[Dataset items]

==========

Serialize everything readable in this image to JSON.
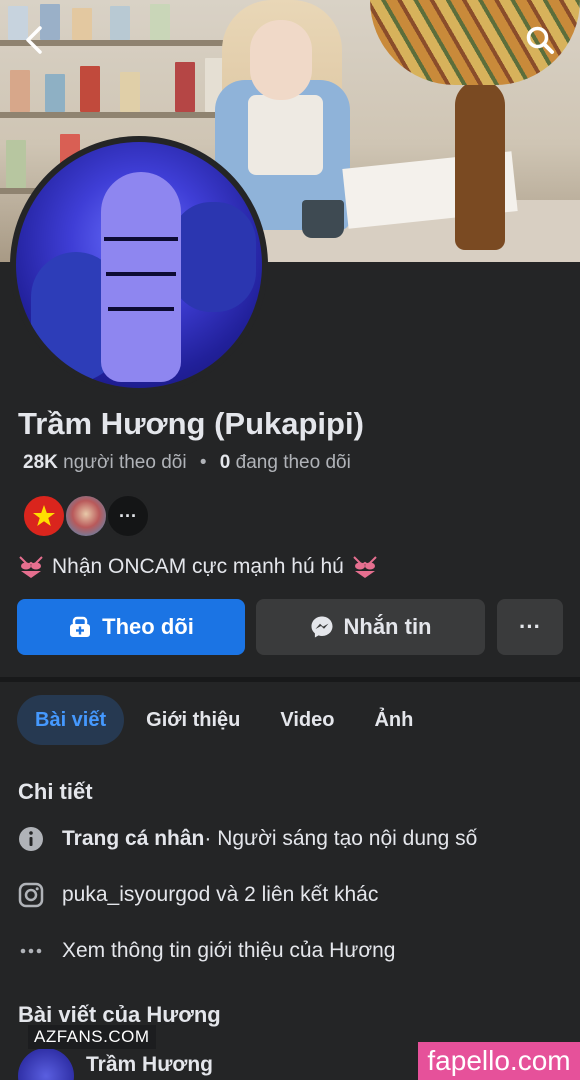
{
  "cover": {
    "alt_icons": [
      "back-arrow-icon",
      "search-icon"
    ]
  },
  "profile": {
    "name": "Trầm Hương (Pukapipi)",
    "followers_count": "28K",
    "followers_label": "người theo dõi",
    "separator": "•",
    "following_count": "0",
    "following_label": "đang theo dõi",
    "bio": "Nhận ONCAM cực mạnh hú hú"
  },
  "badges": {
    "more_label": "···"
  },
  "actions": {
    "follow_label": "Theo dõi",
    "message_label": "Nhắn tin",
    "more_label": "···"
  },
  "tabs": [
    {
      "label": "Bài viết",
      "active": true
    },
    {
      "label": "Giới thiệu",
      "active": false
    },
    {
      "label": "Video",
      "active": false
    },
    {
      "label": "Ảnh",
      "active": false
    }
  ],
  "details": {
    "title": "Chi tiết",
    "page_type_bold": "Trang cá nhân",
    "page_type_rest": " · Người sáng tạo nội dung số",
    "instagram": "puka_isyourgod và 2 liên kết khác",
    "about": "Xem thông tin giới thiệu của Hương"
  },
  "posts": {
    "title": "Bài viết của Hương",
    "author": "Trầm Hương"
  },
  "watermarks": {
    "left": "AZFANS.COM",
    "right": "fapello.com"
  },
  "colors": {
    "background": "#242526",
    "primary_button": "#1b74e4",
    "secondary_button": "#3a3b3c",
    "active_tab_bg": "#263951",
    "active_tab_text": "#4599ff",
    "watermark_pink": "#e6519a"
  }
}
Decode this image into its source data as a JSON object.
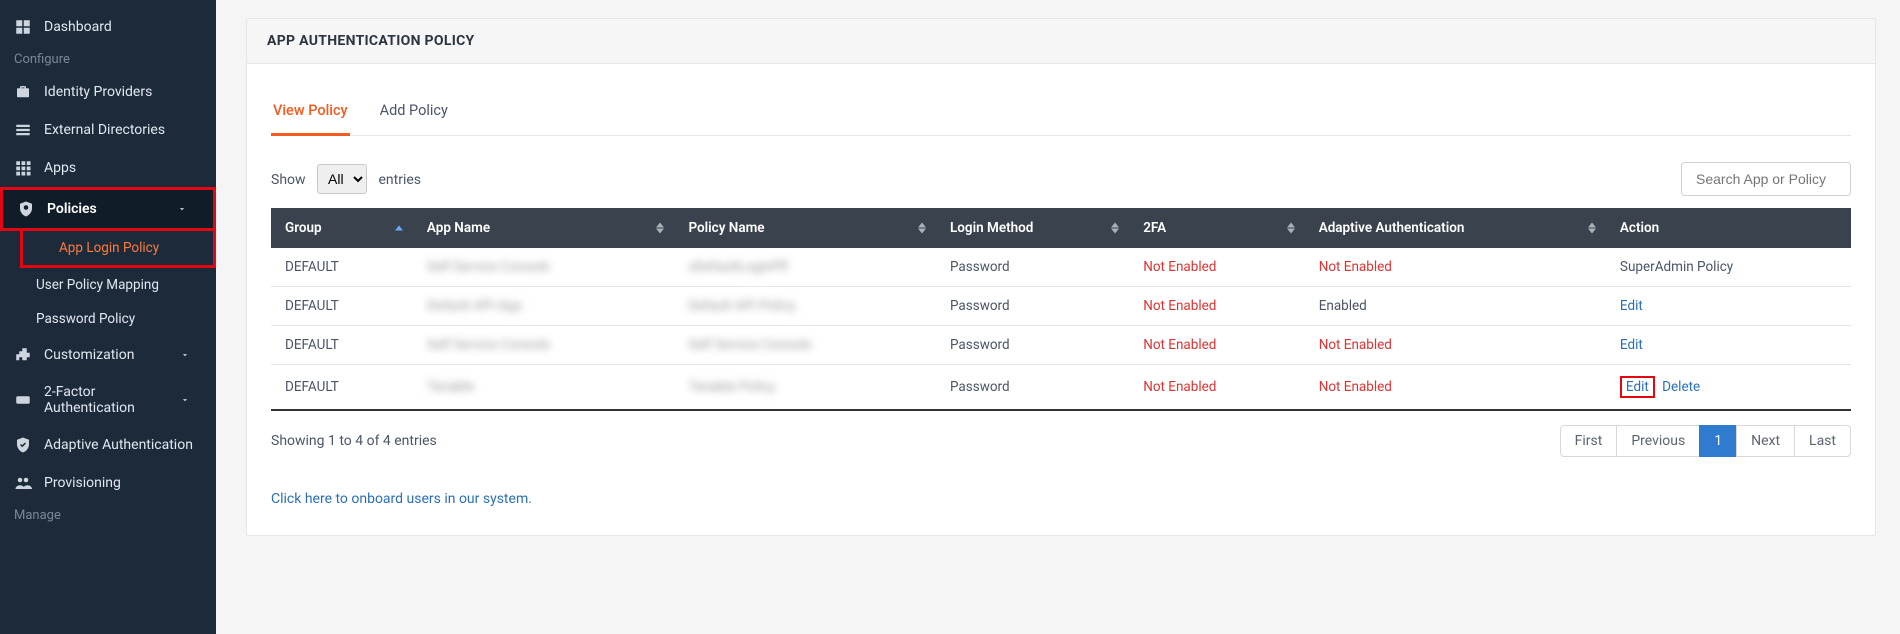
{
  "sidebar": {
    "dashboard": "Dashboard",
    "section_configure": "Configure",
    "identity_providers": "Identity Providers",
    "external_directories": "External Directories",
    "apps": "Apps",
    "policies": "Policies",
    "policies_sub": {
      "app_login": "App Login Policy",
      "user_policy_mapping": "User Policy Mapping",
      "password_policy": "Password Policy"
    },
    "customization": "Customization",
    "two_factor": "2-Factor Authentication",
    "adaptive_auth": "Adaptive Authentication",
    "provisioning": "Provisioning",
    "section_manage": "Manage"
  },
  "page": {
    "title": "APP AUTHENTICATION POLICY",
    "tabs": {
      "view": "View Policy",
      "add": "Add Policy"
    },
    "show_label_pre": "Show",
    "show_label_post": "entries",
    "show_option": "All",
    "search_placeholder": "Search App or Policy"
  },
  "table": {
    "headers": {
      "group": "Group",
      "app_name": "App Name",
      "policy_name": "Policy Name",
      "login_method": "Login Method",
      "tfa": "2FA",
      "adaptive": "Adaptive Authentication",
      "action": "Action"
    },
    "rows": [
      {
        "group": "DEFAULT",
        "app_name": "Self Service Console",
        "policy_name": "xDefaultLoginPfl",
        "login_method": "Password",
        "tfa": "Not Enabled",
        "adaptive": "Not Enabled",
        "action_primary": "SuperAdmin Policy",
        "action_secondary": ""
      },
      {
        "group": "DEFAULT",
        "app_name": "Default API App",
        "policy_name": "Default API Policy",
        "login_method": "Password",
        "tfa": "Not Enabled",
        "adaptive": "Enabled",
        "action_primary": "Edit",
        "action_secondary": ""
      },
      {
        "group": "DEFAULT",
        "app_name": "Self Service Console",
        "policy_name": "Self Service Console",
        "login_method": "Password",
        "tfa": "Not Enabled",
        "adaptive": "Not Enabled",
        "action_primary": "Edit",
        "action_secondary": ""
      },
      {
        "group": "DEFAULT",
        "app_name": "Tenable",
        "policy_name": "Tenable Policy",
        "login_method": "Password",
        "tfa": "Not Enabled",
        "adaptive": "Not Enabled",
        "action_primary": "Edit",
        "action_secondary": "Delete"
      }
    ]
  },
  "footer": {
    "info": "Showing 1 to 4 of 4 entries",
    "pager": {
      "first": "First",
      "prev": "Previous",
      "page1": "1",
      "next": "Next",
      "last": "Last"
    },
    "onboard_link": "Click here to onboard users in our system."
  }
}
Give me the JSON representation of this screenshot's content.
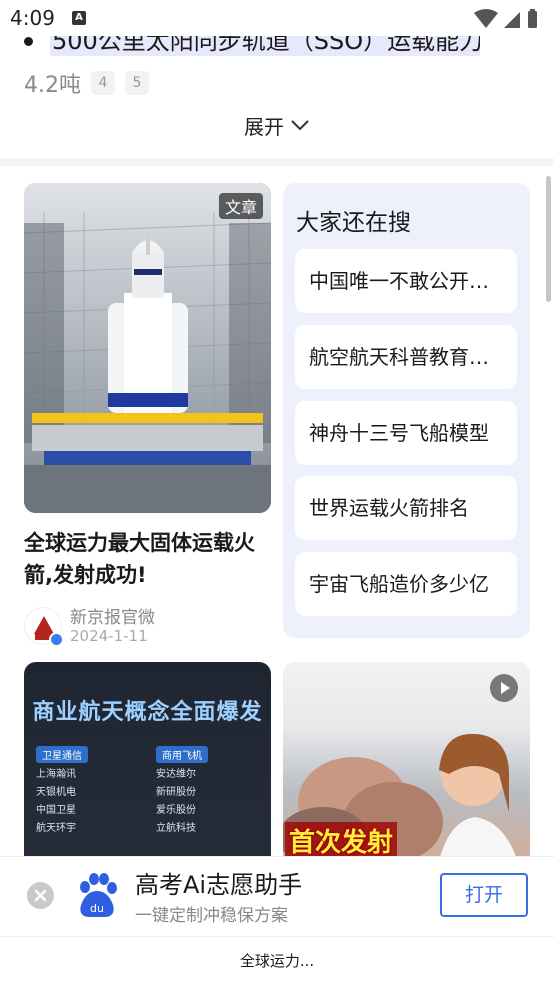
{
  "status_bar": {
    "time": "4:09",
    "notif_icon_letter": "A"
  },
  "article_snippet": {
    "highlighted_line": "500公里太阳同步轨道（SSO）运载能力：",
    "weight_value": "4.2吨",
    "references": [
      "4",
      "5"
    ],
    "expand_label": "展开"
  },
  "feed": {
    "article_card": {
      "tag": "文章",
      "title": "全球运力最大固体运载火箭,发射成功!",
      "author": "新京报官微",
      "date": "2024-1-11"
    },
    "people_also_search": {
      "title": "大家还在搜",
      "items": [
        "中国唯一不敢公开的太空技术",
        "航空航天科普教育基地",
        "神舟十三号飞船模型",
        "世界运载火箭排名",
        "宇宙飞船造价多少亿"
      ]
    },
    "poster_card": {
      "title": "商业航天概念全面爆发",
      "left_header": "卫星通信",
      "right_header": "商用飞机",
      "left_items": [
        "上海瀚讯",
        "天银机电",
        "中国卫星",
        "航天环宇"
      ],
      "right_items": [
        "安达维尔",
        "新研股份",
        "爱乐股份",
        "立航科技"
      ]
    },
    "video_card": {
      "caption": "首次发射"
    }
  },
  "promo_banner": {
    "title": "高考Ai志愿助手",
    "subtitle": "一键定制冲稳保方案",
    "open_label": "打开",
    "colors": {
      "accent": "#3b6ee6"
    }
  },
  "bottom_caption": "全球运力..."
}
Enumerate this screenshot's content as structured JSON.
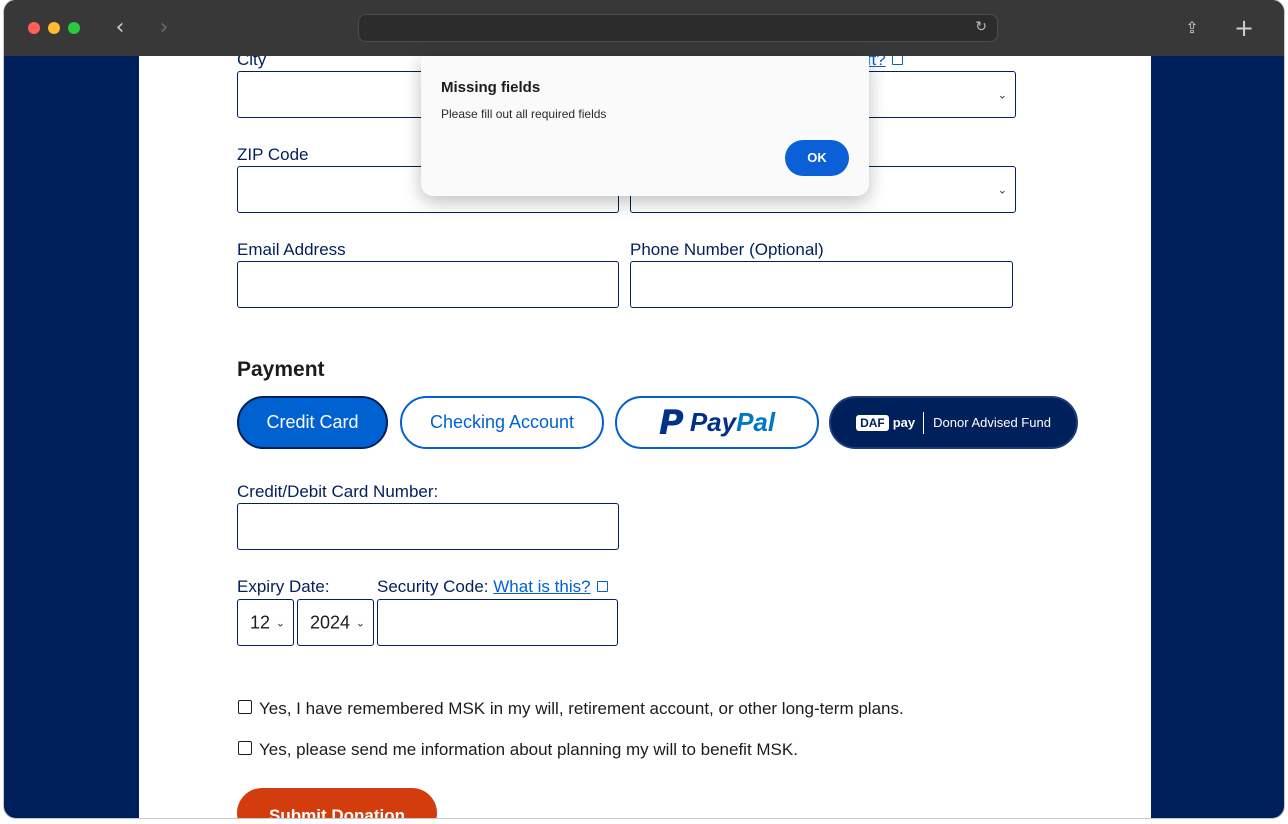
{
  "browser": {
    "back_icon": "‹",
    "forward_icon": "›",
    "reload_icon": "↻",
    "share_icon": "⇪",
    "new_tab_icon": "+"
  },
  "form": {
    "city_label": "City",
    "tribute_link_partial": "ift?",
    "zip_label": "ZIP Code",
    "email_label": "Email Address",
    "phone_label": "Phone Number (Optional)",
    "payment_title": "Payment",
    "payment_options": {
      "credit_card": "Credit Card",
      "checking": "Checking Account",
      "paypal_pay": "Pay",
      "paypal_pal": "Pal",
      "paypal_glyph": "P",
      "daf_box": "DAF",
      "daf_pay": "pay",
      "daf_label": "Donor Advised Fund"
    },
    "card_number_label": "Credit/Debit Card Number:",
    "expiry_label": "Expiry Date:",
    "security_label": "Security Code:",
    "security_link": "What is this?",
    "expiry_month": "12",
    "expiry_year": "2024",
    "select_arrow": "⌄",
    "checkbox_will": "Yes, I have remembered MSK in my will, retirement account, or other long-term plans.",
    "checkbox_info": "Yes, please send me information about planning my will to benefit MSK.",
    "submit_label": "Submit Donation"
  },
  "dialog": {
    "title": "Missing fields",
    "message": "Please fill out all required fields",
    "ok_label": "OK"
  },
  "colors": {
    "navy": "#00205b",
    "blue": "#0061d1",
    "submit_orange": "#d33d0e",
    "dialog_ok": "#0b5fd7"
  }
}
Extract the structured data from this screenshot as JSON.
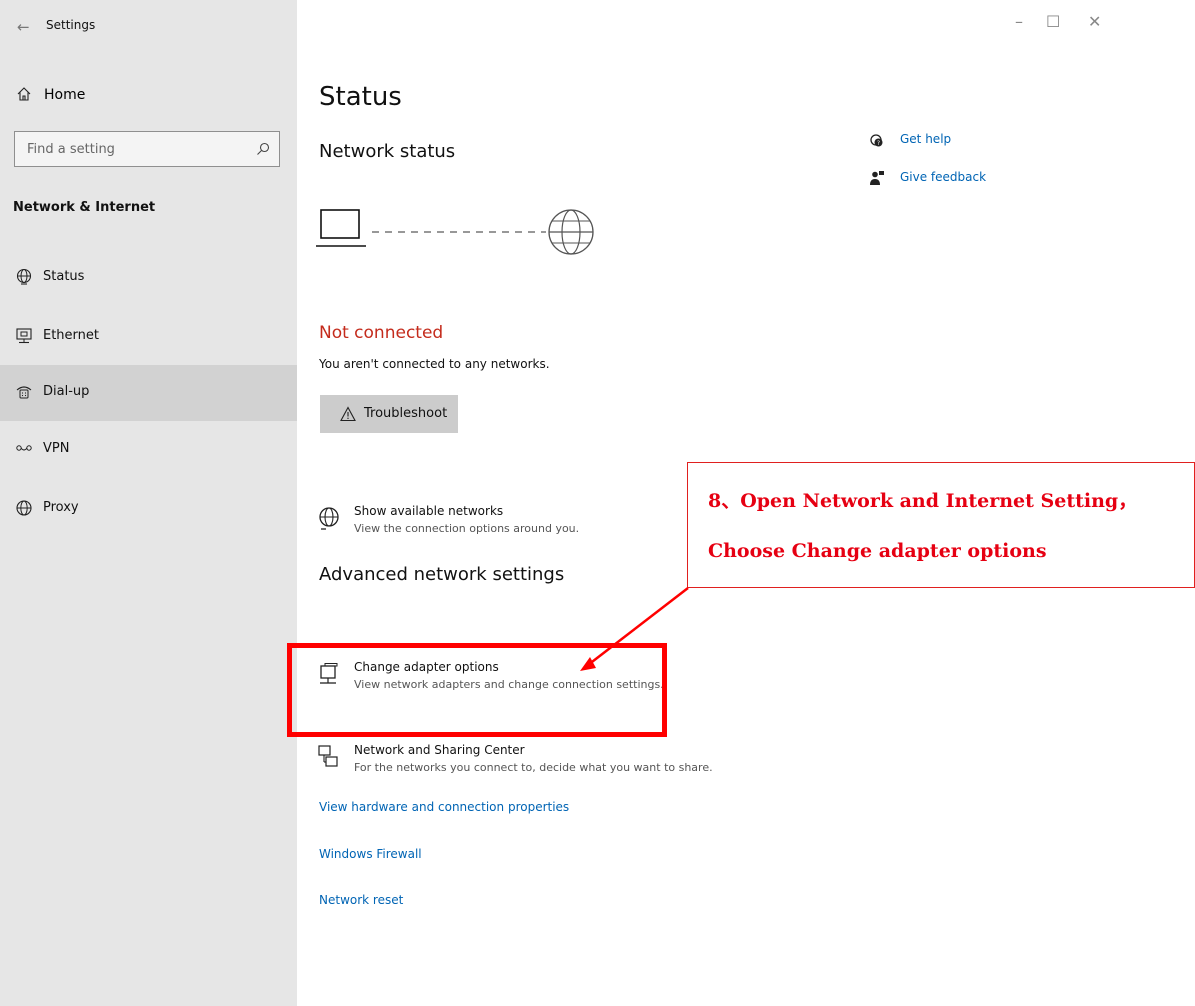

==========

> _What the task requires_
Count how many lines of the listing above include "thiệu" and report that number alone.

> _Correct response_
2